Given task: Copy each line of the records that contains the word "name".

----

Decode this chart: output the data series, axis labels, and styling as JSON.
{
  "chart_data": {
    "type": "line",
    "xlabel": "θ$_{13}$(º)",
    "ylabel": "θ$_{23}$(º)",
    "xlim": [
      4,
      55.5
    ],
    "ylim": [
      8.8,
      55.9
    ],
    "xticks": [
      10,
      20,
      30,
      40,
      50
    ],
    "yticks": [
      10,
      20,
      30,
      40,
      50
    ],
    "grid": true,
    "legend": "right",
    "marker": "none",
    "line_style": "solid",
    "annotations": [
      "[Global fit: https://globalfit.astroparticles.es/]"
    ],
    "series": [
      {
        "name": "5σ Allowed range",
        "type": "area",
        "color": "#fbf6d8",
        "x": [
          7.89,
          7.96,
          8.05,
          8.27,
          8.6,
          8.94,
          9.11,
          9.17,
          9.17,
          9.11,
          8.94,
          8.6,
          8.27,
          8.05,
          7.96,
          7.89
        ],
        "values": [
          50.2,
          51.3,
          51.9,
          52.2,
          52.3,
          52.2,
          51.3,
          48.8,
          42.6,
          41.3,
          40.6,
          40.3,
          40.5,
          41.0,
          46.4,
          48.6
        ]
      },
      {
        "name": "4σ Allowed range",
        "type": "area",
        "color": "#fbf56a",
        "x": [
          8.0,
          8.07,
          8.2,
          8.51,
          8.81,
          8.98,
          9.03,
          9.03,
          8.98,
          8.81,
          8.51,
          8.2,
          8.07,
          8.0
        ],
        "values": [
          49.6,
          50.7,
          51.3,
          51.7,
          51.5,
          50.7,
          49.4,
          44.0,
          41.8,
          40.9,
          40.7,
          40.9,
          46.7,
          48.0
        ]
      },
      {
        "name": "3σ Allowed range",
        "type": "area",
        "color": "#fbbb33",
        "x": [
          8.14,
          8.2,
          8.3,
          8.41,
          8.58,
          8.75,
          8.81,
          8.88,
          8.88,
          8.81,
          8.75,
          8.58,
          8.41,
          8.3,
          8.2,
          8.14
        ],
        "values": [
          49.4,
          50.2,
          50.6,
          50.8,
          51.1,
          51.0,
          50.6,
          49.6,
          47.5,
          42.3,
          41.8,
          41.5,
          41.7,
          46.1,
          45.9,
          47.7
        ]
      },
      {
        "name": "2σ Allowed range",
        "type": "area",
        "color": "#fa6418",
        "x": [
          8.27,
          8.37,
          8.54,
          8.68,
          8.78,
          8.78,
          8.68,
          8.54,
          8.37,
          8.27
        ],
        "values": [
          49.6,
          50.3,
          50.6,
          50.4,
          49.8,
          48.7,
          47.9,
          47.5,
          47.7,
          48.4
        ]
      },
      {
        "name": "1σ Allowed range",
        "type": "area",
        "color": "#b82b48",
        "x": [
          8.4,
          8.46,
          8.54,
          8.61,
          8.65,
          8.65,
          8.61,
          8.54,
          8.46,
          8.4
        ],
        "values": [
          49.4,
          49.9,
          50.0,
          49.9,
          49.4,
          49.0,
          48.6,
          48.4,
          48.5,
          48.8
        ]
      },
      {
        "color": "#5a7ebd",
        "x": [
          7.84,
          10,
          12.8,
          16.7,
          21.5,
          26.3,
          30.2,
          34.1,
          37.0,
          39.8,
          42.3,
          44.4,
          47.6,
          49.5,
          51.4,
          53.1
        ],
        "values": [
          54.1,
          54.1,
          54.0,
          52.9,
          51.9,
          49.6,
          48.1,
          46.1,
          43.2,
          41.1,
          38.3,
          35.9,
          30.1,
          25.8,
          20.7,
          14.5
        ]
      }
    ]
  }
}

----

Full output:
        "name": "5σ Allowed range",
        "name": "4σ Allowed range",
        "name": "3σ Allowed range",
        "name": "2σ Allowed range",
        "name": "1σ Allowed range",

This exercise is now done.